Collected data entries

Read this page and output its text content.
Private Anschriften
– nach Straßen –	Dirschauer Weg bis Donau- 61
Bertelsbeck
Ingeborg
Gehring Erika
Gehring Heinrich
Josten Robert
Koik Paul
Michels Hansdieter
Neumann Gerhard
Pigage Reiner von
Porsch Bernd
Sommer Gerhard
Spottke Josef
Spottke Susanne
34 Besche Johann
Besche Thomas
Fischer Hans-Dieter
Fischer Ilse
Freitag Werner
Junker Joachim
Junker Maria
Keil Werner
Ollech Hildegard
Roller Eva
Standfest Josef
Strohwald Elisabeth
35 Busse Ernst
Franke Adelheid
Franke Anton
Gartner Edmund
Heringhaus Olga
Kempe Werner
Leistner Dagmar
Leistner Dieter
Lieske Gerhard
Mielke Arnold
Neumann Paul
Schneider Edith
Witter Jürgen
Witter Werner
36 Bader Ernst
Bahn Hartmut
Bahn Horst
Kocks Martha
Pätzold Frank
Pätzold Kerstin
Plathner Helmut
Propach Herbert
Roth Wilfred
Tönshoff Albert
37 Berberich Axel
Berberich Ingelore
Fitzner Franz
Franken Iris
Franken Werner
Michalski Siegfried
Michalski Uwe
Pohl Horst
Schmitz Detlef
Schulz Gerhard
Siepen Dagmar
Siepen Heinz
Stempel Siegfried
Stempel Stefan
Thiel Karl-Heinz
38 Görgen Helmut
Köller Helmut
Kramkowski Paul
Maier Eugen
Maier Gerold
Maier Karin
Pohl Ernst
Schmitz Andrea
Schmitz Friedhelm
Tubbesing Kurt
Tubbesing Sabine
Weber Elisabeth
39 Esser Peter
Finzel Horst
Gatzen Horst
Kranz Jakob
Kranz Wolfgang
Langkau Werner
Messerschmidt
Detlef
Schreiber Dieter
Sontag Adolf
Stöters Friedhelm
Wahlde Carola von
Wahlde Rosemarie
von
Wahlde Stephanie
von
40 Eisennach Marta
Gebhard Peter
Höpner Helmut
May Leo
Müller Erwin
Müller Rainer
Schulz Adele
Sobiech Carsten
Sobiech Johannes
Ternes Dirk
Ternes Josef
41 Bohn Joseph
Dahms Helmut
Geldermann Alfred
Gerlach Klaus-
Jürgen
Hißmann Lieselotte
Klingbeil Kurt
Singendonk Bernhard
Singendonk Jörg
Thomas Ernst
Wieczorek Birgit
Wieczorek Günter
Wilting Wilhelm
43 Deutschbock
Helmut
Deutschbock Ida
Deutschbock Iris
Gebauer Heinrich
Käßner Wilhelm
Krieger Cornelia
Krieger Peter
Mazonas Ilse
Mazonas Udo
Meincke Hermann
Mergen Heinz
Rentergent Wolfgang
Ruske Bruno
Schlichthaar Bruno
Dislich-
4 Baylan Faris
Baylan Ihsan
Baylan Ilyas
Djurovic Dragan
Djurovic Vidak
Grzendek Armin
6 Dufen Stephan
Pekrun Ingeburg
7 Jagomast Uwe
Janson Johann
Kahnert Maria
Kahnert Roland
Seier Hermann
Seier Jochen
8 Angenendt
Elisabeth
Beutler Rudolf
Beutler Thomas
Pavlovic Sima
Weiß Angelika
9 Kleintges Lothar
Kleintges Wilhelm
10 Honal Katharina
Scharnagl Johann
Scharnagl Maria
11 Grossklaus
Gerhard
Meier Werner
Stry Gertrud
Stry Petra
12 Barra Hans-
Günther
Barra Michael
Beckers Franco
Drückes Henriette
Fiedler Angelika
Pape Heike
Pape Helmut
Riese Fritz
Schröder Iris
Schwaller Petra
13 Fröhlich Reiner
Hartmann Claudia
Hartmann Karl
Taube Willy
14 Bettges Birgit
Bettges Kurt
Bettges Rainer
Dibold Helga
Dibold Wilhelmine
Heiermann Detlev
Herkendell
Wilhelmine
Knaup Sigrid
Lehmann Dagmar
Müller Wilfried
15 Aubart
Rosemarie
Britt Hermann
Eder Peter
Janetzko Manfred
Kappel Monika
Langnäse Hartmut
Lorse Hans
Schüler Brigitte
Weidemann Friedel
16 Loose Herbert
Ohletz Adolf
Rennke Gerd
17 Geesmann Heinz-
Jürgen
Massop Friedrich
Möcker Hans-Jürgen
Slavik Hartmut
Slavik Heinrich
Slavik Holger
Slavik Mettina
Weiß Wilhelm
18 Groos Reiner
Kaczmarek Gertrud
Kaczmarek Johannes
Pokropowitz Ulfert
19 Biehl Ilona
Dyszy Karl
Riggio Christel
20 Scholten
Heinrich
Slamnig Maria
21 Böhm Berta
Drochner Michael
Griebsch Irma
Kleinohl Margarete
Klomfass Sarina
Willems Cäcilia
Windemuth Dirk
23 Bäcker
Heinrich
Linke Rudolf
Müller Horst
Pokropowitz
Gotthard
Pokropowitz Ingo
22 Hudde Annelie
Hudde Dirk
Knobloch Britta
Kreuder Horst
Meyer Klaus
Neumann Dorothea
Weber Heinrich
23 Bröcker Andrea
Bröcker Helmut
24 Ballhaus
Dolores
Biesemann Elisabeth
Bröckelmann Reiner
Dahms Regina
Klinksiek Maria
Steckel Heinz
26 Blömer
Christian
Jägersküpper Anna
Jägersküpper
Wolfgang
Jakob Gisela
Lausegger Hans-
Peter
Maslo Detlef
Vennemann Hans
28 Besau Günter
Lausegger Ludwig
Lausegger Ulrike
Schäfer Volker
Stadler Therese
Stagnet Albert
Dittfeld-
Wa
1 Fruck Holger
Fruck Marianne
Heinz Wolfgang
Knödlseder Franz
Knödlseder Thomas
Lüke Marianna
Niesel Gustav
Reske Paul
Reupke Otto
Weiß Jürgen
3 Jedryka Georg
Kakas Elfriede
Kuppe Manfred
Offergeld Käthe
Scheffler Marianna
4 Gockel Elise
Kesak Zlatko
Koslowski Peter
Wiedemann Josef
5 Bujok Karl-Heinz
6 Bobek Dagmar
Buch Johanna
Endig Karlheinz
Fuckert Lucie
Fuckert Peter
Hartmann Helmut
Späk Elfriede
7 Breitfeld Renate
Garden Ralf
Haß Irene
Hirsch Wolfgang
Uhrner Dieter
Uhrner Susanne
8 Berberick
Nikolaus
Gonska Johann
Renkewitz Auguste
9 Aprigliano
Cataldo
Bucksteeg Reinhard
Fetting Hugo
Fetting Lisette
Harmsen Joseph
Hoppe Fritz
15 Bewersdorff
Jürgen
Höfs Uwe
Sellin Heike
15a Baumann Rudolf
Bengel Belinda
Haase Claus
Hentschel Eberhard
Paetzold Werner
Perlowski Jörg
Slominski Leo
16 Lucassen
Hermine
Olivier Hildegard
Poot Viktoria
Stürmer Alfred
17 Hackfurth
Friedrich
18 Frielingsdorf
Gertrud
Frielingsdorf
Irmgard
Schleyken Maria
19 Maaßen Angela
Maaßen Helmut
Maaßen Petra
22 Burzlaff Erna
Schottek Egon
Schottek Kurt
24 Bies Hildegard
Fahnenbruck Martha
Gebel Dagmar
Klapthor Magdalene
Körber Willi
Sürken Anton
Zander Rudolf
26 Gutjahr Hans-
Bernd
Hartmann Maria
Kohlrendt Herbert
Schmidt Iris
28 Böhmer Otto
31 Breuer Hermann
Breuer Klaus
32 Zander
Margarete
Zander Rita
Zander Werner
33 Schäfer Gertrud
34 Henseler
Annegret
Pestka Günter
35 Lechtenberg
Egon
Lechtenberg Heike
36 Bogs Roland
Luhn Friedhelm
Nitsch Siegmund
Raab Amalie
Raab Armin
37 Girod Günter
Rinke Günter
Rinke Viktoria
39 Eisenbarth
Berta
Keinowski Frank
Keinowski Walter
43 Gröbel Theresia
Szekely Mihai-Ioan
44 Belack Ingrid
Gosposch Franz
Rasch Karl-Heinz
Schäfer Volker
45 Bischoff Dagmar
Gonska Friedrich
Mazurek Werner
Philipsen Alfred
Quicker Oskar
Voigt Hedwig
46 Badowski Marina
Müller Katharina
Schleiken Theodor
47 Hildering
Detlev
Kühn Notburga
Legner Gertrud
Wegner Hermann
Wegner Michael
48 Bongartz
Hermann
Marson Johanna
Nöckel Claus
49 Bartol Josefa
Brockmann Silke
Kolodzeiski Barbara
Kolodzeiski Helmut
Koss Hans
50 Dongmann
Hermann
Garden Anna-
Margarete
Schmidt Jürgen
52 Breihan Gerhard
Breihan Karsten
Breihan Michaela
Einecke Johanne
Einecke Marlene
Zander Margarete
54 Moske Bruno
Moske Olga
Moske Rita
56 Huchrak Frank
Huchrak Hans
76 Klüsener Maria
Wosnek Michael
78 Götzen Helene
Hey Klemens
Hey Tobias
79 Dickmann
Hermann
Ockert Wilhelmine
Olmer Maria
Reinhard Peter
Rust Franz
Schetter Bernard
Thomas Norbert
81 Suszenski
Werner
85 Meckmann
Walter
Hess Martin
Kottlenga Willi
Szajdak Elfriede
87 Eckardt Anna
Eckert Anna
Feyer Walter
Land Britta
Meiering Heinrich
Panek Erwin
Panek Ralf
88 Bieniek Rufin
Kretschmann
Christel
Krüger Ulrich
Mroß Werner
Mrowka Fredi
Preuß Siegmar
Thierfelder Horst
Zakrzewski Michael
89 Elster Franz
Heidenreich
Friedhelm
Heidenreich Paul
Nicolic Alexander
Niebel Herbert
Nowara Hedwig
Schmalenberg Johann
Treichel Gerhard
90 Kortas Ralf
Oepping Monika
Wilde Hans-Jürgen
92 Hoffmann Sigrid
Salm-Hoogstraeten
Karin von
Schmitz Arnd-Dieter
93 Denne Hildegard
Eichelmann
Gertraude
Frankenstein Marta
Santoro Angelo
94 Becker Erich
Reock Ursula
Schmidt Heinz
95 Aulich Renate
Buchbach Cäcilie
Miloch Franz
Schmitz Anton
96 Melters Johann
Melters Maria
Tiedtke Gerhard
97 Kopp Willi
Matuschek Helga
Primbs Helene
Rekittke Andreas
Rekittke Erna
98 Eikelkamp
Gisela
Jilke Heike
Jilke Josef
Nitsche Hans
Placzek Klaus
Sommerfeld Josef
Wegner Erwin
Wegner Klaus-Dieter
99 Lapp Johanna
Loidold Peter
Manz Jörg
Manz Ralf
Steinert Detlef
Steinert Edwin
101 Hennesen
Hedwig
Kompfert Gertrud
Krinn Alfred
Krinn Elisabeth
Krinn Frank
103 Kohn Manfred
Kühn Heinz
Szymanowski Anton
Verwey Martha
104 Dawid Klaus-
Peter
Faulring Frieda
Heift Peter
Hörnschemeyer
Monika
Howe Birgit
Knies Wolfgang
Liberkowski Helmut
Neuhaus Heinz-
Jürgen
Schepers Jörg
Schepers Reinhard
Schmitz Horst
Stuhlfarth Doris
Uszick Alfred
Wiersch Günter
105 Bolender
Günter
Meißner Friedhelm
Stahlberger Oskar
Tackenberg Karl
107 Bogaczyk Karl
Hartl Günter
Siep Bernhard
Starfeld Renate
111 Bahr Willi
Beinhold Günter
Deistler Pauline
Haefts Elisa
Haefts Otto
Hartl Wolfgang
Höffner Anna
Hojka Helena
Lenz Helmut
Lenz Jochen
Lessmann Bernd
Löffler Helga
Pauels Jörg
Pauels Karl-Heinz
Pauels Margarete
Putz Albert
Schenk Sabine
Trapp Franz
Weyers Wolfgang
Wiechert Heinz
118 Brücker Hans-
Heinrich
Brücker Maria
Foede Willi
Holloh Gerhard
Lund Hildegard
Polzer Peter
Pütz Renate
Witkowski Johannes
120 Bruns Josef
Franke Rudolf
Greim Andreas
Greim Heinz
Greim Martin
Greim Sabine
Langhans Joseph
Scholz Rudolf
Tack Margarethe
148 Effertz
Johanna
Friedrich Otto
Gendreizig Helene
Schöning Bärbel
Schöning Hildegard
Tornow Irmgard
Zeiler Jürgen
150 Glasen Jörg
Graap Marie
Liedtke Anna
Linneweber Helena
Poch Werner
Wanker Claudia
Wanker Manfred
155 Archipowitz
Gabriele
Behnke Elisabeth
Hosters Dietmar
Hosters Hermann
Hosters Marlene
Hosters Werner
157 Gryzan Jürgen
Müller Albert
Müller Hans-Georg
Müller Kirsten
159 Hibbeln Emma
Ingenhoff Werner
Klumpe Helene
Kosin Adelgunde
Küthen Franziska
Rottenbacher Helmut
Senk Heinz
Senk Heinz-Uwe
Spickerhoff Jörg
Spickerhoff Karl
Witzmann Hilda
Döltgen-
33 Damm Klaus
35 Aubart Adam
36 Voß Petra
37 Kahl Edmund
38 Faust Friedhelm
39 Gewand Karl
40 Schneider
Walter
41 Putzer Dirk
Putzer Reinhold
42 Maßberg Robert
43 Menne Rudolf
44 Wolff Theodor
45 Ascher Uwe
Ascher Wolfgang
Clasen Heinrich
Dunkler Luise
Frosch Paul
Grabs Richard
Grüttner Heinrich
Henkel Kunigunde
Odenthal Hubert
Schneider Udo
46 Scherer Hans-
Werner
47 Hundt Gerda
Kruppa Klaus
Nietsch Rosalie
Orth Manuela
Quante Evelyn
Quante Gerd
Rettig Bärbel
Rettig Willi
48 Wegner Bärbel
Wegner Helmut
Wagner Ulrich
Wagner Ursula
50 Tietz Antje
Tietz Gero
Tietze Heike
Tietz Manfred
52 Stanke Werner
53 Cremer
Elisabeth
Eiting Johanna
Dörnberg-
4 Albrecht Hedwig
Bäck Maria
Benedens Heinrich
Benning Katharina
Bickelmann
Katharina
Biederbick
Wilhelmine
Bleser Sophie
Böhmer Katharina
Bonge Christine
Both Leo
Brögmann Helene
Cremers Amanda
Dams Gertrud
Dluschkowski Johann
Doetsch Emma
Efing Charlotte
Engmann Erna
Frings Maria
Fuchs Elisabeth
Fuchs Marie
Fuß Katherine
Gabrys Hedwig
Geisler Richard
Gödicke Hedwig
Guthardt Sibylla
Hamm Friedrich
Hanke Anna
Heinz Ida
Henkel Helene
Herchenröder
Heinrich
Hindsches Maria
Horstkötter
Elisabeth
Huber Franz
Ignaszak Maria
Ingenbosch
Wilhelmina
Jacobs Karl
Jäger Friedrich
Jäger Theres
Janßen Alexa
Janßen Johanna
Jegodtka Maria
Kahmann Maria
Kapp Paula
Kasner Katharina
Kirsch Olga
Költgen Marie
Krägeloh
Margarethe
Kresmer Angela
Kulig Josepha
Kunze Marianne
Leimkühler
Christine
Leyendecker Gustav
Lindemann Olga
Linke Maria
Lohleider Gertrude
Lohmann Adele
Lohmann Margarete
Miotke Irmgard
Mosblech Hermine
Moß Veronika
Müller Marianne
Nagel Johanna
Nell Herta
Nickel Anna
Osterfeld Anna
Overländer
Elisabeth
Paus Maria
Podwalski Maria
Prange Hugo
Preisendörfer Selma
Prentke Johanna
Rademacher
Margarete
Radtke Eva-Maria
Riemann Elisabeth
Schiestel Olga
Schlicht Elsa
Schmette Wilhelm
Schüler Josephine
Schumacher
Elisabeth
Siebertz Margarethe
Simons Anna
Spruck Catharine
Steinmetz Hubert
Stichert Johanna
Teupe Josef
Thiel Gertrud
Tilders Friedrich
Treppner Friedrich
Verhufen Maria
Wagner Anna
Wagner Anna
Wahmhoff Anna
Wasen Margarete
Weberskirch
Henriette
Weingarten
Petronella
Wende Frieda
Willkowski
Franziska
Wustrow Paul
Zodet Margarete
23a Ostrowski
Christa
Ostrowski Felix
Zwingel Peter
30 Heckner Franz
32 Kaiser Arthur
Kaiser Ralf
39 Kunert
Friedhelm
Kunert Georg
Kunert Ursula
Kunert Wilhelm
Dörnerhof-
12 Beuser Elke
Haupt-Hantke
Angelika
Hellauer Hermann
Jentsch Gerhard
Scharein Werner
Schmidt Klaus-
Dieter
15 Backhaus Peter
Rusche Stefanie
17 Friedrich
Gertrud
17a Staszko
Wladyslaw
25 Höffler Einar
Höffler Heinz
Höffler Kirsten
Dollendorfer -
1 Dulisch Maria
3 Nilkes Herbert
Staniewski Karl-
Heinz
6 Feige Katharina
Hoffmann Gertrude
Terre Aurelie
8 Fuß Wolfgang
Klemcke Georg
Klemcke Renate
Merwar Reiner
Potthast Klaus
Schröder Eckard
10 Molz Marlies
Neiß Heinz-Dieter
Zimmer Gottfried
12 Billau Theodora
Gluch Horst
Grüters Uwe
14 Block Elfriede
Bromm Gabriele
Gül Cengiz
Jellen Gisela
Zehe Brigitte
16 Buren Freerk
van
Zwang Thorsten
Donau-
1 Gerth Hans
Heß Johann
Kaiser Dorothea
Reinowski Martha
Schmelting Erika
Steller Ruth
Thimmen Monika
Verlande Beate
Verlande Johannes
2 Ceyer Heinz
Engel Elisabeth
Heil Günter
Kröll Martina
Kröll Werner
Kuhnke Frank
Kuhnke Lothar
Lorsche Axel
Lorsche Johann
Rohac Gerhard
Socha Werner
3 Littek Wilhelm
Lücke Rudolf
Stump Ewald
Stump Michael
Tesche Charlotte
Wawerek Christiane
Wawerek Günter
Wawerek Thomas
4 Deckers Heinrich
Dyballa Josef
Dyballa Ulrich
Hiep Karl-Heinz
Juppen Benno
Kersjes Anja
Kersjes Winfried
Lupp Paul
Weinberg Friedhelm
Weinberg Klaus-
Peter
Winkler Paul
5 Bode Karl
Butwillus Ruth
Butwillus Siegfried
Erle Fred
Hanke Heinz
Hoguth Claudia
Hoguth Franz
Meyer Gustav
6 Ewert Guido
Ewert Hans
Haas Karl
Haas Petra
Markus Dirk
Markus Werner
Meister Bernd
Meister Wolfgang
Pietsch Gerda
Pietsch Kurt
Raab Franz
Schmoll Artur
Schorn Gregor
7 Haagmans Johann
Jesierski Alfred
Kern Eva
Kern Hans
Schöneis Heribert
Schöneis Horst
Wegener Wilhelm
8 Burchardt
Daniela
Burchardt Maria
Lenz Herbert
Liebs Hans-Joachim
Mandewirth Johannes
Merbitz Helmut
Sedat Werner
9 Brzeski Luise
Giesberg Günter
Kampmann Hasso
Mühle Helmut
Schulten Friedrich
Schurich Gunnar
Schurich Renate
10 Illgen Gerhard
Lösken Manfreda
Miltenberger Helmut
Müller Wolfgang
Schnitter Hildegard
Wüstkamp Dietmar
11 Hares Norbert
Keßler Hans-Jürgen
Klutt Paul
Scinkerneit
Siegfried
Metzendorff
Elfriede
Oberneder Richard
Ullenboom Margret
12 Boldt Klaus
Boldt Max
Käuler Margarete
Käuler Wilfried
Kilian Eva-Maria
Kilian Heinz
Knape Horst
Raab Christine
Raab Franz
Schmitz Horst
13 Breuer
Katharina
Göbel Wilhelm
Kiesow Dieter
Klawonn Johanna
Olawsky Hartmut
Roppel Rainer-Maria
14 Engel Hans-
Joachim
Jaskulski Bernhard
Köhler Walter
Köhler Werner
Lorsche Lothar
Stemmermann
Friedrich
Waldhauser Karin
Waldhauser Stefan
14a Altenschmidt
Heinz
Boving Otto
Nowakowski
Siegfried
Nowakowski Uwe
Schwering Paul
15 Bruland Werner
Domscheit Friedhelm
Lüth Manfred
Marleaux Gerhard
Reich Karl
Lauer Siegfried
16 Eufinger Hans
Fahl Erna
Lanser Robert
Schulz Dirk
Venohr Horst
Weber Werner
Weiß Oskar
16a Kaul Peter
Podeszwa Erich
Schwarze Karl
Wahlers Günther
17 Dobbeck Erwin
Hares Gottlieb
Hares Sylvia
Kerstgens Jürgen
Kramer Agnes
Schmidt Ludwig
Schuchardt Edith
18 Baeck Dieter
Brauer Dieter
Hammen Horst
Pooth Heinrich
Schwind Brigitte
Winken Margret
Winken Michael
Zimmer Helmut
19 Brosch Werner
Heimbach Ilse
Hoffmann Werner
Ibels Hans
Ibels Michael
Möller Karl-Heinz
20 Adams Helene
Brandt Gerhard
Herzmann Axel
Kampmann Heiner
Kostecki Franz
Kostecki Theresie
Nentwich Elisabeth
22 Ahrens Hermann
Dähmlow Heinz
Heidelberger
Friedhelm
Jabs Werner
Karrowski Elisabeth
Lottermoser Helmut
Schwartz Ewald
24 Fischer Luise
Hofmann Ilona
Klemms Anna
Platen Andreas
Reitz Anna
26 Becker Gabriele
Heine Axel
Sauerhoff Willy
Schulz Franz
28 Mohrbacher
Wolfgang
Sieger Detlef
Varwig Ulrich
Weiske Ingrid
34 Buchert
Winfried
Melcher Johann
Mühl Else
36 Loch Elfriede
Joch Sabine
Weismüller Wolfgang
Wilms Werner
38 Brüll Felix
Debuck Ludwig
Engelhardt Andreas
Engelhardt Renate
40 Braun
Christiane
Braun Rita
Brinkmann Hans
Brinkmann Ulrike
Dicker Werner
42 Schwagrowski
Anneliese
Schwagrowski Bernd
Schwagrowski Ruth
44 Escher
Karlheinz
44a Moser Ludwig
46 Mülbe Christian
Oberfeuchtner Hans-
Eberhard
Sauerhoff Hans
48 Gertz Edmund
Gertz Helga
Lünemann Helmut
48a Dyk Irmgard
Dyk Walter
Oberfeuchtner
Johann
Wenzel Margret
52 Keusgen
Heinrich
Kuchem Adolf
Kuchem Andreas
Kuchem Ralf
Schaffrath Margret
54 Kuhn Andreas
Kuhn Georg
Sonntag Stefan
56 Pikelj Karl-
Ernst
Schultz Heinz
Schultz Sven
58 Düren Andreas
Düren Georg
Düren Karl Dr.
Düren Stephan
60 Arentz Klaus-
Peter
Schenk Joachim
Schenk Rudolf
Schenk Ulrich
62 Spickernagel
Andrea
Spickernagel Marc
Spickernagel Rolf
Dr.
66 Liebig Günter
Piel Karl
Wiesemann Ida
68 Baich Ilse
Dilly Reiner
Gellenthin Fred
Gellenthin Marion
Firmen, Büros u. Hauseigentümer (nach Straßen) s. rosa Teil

■ **WORK REQUIRED**
Looking at the records above, report how many lines contain the word "Hares". Answer with the number only.

■ **SOLVED PROBLEM**
3